Required work:
Reproduce the entries below word for word, covering the stretch from the first line through the line that contains "inventory-slot[interactable] (504, 520, 600, 616)".

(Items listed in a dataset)
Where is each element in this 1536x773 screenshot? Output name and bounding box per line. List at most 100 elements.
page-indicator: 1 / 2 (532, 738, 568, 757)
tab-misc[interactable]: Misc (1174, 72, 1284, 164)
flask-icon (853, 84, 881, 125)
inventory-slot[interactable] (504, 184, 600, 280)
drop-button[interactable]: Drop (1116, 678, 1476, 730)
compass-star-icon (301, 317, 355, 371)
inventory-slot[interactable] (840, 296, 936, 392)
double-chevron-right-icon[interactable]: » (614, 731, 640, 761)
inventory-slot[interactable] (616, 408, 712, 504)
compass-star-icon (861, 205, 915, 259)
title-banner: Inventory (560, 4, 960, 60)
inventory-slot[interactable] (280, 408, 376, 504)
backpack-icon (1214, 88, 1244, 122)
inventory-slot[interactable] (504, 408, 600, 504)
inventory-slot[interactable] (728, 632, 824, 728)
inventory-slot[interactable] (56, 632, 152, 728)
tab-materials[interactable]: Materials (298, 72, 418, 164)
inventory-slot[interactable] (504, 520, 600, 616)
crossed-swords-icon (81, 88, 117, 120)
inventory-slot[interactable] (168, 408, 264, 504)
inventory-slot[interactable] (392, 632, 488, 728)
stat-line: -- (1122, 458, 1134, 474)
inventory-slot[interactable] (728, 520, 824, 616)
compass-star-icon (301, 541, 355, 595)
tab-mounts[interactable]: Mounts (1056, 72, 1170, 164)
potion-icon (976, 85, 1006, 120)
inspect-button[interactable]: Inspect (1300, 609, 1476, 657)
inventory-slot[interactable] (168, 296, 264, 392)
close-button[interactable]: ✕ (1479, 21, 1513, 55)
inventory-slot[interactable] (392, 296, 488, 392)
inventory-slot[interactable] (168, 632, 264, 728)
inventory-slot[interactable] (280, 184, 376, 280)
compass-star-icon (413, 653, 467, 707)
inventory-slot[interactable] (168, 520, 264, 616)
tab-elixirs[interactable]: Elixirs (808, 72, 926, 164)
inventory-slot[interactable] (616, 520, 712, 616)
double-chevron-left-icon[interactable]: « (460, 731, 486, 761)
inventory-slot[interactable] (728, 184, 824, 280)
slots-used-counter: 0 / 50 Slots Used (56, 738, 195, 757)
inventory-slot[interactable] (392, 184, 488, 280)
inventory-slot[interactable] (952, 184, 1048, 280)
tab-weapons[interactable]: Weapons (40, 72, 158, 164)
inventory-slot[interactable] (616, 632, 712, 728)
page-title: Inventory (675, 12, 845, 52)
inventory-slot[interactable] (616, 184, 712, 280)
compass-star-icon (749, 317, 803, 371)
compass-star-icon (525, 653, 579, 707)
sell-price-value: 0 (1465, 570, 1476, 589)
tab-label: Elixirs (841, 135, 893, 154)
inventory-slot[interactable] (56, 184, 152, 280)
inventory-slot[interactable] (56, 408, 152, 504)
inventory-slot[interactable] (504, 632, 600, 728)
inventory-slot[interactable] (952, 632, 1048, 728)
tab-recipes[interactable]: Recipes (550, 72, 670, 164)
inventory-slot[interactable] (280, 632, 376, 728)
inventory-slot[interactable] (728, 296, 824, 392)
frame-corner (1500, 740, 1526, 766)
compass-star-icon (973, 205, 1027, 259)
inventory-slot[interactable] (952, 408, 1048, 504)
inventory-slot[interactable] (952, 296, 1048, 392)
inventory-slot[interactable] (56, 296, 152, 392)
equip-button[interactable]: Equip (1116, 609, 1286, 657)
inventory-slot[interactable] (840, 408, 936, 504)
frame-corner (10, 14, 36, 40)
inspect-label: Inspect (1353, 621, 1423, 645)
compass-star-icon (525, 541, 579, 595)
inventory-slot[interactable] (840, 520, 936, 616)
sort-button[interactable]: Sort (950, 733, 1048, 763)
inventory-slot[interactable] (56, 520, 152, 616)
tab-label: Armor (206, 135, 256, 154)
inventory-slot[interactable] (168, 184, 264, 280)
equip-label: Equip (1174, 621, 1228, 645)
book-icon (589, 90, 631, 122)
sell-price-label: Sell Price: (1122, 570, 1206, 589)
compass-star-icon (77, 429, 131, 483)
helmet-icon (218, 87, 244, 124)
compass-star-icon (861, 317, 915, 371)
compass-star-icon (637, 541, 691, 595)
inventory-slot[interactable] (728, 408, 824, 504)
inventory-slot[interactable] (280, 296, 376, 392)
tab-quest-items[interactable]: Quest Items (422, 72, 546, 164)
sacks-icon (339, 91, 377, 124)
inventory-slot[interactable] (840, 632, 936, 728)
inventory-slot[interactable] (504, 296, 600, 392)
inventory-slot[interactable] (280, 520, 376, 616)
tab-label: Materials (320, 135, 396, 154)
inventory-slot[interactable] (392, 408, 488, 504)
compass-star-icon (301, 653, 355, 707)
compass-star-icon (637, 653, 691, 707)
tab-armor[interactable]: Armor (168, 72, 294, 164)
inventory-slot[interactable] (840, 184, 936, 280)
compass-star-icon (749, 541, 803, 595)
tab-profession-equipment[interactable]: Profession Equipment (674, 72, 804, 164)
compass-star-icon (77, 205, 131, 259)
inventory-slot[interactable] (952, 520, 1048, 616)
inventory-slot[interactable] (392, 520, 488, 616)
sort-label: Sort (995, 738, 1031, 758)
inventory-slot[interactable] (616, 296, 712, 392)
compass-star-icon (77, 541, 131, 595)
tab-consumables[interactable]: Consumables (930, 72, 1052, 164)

Result for this task:
Where is each element in this 1536x773 screenshot? Output name and bounding box per line. List at most 100 elements.
page-indicator: 1 / 2 (532, 738, 568, 757)
tab-misc[interactable]: Misc (1174, 72, 1284, 164)
flask-icon (853, 84, 881, 125)
inventory-slot[interactable] (504, 184, 600, 280)
drop-button[interactable]: Drop (1116, 678, 1476, 730)
compass-star-icon (301, 317, 355, 371)
inventory-slot[interactable] (840, 296, 936, 392)
double-chevron-right-icon[interactable]: » (614, 731, 640, 761)
inventory-slot[interactable] (616, 408, 712, 504)
compass-star-icon (861, 205, 915, 259)
title-banner: Inventory (560, 4, 960, 60)
inventory-slot[interactable] (280, 408, 376, 504)
backpack-icon (1214, 88, 1244, 122)
inventory-slot[interactable] (504, 408, 600, 504)
inventory-slot[interactable] (728, 632, 824, 728)
inventory-slot[interactable] (56, 632, 152, 728)
tab-materials[interactable]: Materials (298, 72, 418, 164)
inventory-slot[interactable] (504, 520, 600, 616)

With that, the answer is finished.